PROBLEM REQUIREMENTS = Each line below should be repeated exactly as it stands.

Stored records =
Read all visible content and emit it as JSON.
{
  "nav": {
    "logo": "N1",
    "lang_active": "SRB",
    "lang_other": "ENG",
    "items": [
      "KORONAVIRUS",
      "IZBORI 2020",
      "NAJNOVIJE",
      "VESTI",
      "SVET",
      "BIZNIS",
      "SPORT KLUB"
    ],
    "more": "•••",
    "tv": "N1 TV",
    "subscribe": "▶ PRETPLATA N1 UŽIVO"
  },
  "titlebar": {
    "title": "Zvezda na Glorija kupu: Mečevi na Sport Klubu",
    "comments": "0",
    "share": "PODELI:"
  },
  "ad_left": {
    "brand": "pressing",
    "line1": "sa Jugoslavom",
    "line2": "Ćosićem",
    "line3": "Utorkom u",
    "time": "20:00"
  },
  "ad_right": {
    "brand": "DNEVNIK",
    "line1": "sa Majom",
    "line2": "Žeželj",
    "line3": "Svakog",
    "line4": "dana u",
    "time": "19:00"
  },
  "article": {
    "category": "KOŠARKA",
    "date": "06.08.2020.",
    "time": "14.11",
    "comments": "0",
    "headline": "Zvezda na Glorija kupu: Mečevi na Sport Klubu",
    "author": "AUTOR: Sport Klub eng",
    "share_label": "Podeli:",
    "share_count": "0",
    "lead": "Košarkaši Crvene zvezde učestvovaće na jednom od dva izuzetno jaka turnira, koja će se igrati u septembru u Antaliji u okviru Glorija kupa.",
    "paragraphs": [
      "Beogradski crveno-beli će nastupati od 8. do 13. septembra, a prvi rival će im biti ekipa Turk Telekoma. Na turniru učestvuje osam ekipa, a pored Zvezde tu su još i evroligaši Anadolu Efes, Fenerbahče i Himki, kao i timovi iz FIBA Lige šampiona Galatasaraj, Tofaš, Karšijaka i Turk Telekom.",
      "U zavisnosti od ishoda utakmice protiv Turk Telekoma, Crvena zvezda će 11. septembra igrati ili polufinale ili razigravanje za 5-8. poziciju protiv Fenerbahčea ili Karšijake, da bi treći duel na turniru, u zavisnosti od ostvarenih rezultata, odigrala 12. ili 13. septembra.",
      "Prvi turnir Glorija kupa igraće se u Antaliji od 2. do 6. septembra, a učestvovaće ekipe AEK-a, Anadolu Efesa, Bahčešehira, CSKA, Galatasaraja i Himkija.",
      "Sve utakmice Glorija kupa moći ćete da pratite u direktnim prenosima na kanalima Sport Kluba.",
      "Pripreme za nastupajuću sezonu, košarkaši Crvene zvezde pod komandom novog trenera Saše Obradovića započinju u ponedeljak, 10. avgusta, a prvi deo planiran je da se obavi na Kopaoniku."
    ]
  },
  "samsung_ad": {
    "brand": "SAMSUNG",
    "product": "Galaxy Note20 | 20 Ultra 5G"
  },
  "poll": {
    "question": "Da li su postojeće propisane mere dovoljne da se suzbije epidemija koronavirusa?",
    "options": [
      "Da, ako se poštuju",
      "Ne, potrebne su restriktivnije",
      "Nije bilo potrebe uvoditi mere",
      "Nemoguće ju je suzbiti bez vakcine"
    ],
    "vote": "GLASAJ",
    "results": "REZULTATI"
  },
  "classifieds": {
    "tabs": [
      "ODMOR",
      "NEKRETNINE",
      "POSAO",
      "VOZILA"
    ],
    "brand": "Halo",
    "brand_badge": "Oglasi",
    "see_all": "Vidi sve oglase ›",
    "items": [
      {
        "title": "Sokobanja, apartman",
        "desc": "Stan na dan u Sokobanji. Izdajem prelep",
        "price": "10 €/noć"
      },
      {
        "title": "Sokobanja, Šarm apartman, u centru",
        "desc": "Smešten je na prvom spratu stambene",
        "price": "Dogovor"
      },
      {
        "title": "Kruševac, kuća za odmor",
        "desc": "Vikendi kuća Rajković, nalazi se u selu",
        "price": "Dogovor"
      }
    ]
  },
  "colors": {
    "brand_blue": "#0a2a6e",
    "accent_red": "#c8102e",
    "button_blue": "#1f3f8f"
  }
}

RESPONSE TO THIS EXERCISE =
Read all visible content and emit it as JSON.
{
  "nav": {
    "logo": "N1",
    "lang_active": "SRB",
    "lang_other": "ENG",
    "items": [
      "KORONAVIRUS",
      "IZBORI 2020",
      "NAJNOVIJE",
      "VESTI",
      "SVET",
      "BIZNIS",
      "SPORT KLUB"
    ],
    "more": "•••",
    "tv": "N1 TV",
    "subscribe": "▶ PRETPLATA N1 UŽIVO"
  },
  "titlebar": {
    "title": "Zvezda na Glorija kupu: Mečevi na Sport Klubu",
    "comments": "0",
    "share": "PODELI:"
  },
  "ad_left": {
    "brand": "pressing",
    "line1": "sa Jugoslavom",
    "line2": "Ćosićem",
    "line3": "Utorkom u",
    "time": "20:00"
  },
  "ad_right": {
    "brand": "DNEVNIK",
    "line1": "sa Majom",
    "line2": "Žeželj",
    "line3": "Svakog",
    "line4": "dana u",
    "time": "19:00"
  },
  "article": {
    "category": "KOŠARKA",
    "date": "06.08.2020.",
    "time": "14.11",
    "comments": "0",
    "headline": "Zvezda na Glorija kupu: Mečevi na Sport Klubu",
    "author": "AUTOR: Sport Klub eng",
    "share_label": "Podeli:",
    "share_count": "0",
    "lead": "Košarkaši Crvene zvezde učestvovaće na jednom od dva izuzetno jaka turnira, koja će se igrati u septembru u Antaliji u okviru Glorija kupa.",
    "paragraphs": [
      "Beogradski crveno-beli će nastupati od 8. do 13. septembra, a prvi rival će im biti ekipa Turk Telekoma. Na turniru učestvuje osam ekipa, a pored Zvezde tu su još i evroligaši Anadolu Efes, Fenerbahče i Himki, kao i timovi iz FIBA Lige šampiona Galatasaraj, Tofaš, Karšijaka i Turk Telekom.",
      "U zavisnosti od ishoda utakmice protiv Turk Telekoma, Crvena zvezda će 11. septembra igrati ili polufinale ili razigravanje za 5-8. poziciju protiv Fenerbahčea ili Karšijake, da bi treći duel na turniru, u zavisnosti od ostvarenih rezultata, odigrala 12. ili 13. septembra.",
      "Prvi turnir Glorija kupa igraće se u Antaliji od 2. do 6. septembra, a učestvovaće ekipe AEK-a, Anadolu Efesa, Bahčešehira, CSKA, Galatasaraja i Himkija.",
      "Sve utakmice Glorija kupa moći ćete da pratite u direktnim prenosima na kanalima Sport Kluba.",
      "Pripreme za nastupajuću sezonu, košarkaši Crvene zvezde pod komandom novog trenera Saše Obradovića započinju u ponedeljak, 10. avgusta, a prvi deo planiran je da se obavi na Kopaoniku."
    ]
  },
  "samsung_ad": {
    "brand": "SAMSUNG",
    "product": "Galaxy Note20 | 20 Ultra 5G"
  },
  "poll": {
    "question": "Da li su postojeće propisane mere dovoljne da se suzbije epidemija koronavirusa?",
    "options": [
      "Da, ako se poštuju",
      "Ne, potrebne su restriktivnije",
      "Nije bilo potrebe uvoditi mere",
      "Nemoguće ju je suzbiti bez vakcine"
    ],
    "vote": "GLASAJ",
    "results": "REZULTATI"
  },
  "classifieds": {
    "tabs": [
      "ODMOR",
      "NEKRETNINE",
      "POSAO",
      "VOZILA"
    ],
    "brand": "Halo",
    "brand_badge": "Oglasi",
    "see_all": "Vidi sve oglase ›",
    "items": [
      {
        "title": "Sokobanja, apartman",
        "desc": "Stan na dan u Sokobanji. Izdajem prelep",
        "price": "10 €/noć"
      },
      {
        "title": "Sokobanja, Šarm apartman, u centru",
        "desc": "Smešten je na prvom spratu stambene",
        "price": "Dogovor"
      },
      {
        "title": "Kruševac, kuća za odmor",
        "desc": "Vikendi kuća Rajković, nalazi se u selu",
        "price": "Dogovor"
      }
    ]
  },
  "colors": {
    "brand_blue": "#0a2a6e",
    "accent_red": "#c8102e",
    "button_blue": "#1f3f8f"
  }
}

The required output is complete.